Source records
-- -- --
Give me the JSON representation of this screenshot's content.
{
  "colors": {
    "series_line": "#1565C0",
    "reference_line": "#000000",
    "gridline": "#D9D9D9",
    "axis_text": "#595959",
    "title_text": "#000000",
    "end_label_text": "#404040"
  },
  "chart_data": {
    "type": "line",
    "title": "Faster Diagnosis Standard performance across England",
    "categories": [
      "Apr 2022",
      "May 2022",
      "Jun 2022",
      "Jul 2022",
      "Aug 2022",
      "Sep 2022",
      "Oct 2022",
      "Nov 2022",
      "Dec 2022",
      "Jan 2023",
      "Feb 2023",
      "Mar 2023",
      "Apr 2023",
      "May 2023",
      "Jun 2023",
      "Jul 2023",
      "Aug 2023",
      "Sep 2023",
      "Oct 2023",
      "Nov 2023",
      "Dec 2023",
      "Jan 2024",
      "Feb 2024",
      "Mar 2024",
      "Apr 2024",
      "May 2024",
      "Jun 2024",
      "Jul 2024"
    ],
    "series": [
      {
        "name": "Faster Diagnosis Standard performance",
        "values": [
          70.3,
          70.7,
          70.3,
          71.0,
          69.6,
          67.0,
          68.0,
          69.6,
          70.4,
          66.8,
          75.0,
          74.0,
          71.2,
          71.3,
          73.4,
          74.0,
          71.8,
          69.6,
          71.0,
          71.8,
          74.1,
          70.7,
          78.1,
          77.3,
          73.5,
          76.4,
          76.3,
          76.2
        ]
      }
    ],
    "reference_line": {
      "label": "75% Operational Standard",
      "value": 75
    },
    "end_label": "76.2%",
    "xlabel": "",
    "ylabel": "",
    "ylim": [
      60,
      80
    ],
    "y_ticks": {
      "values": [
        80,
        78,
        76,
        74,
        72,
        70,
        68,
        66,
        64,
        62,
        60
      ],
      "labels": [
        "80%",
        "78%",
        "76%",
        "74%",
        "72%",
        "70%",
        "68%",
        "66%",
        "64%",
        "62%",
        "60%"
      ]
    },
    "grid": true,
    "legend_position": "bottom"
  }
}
-- -- --
All the entries above need to be reproduced exactly.

(ANSWER IN FULL)
Give me the JSON representation of this screenshot's content.
{
  "colors": {
    "series_line": "#1565C0",
    "reference_line": "#000000",
    "gridline": "#D9D9D9",
    "axis_text": "#595959",
    "title_text": "#000000",
    "end_label_text": "#404040"
  },
  "chart_data": {
    "type": "line",
    "title": "Faster Diagnosis Standard performance across England",
    "categories": [
      "Apr 2022",
      "May 2022",
      "Jun 2022",
      "Jul 2022",
      "Aug 2022",
      "Sep 2022",
      "Oct 2022",
      "Nov 2022",
      "Dec 2022",
      "Jan 2023",
      "Feb 2023",
      "Mar 2023",
      "Apr 2023",
      "May 2023",
      "Jun 2023",
      "Jul 2023",
      "Aug 2023",
      "Sep 2023",
      "Oct 2023",
      "Nov 2023",
      "Dec 2023",
      "Jan 2024",
      "Feb 2024",
      "Mar 2024",
      "Apr 2024",
      "May 2024",
      "Jun 2024",
      "Jul 2024"
    ],
    "series": [
      {
        "name": "Faster Diagnosis Standard performance",
        "values": [
          70.3,
          70.7,
          70.3,
          71.0,
          69.6,
          67.0,
          68.0,
          69.6,
          70.4,
          66.8,
          75.0,
          74.0,
          71.2,
          71.3,
          73.4,
          74.0,
          71.8,
          69.6,
          71.0,
          71.8,
          74.1,
          70.7,
          78.1,
          77.3,
          73.5,
          76.4,
          76.3,
          76.2
        ]
      }
    ],
    "reference_line": {
      "label": "75% Operational Standard",
      "value": 75
    },
    "end_label": "76.2%",
    "xlabel": "",
    "ylabel": "",
    "ylim": [
      60,
      80
    ],
    "y_ticks": {
      "values": [
        80,
        78,
        76,
        74,
        72,
        70,
        68,
        66,
        64,
        62,
        60
      ],
      "labels": [
        "80%",
        "78%",
        "76%",
        "74%",
        "72%",
        "70%",
        "68%",
        "66%",
        "64%",
        "62%",
        "60%"
      ]
    },
    "grid": true,
    "legend_position": "bottom"
  }
}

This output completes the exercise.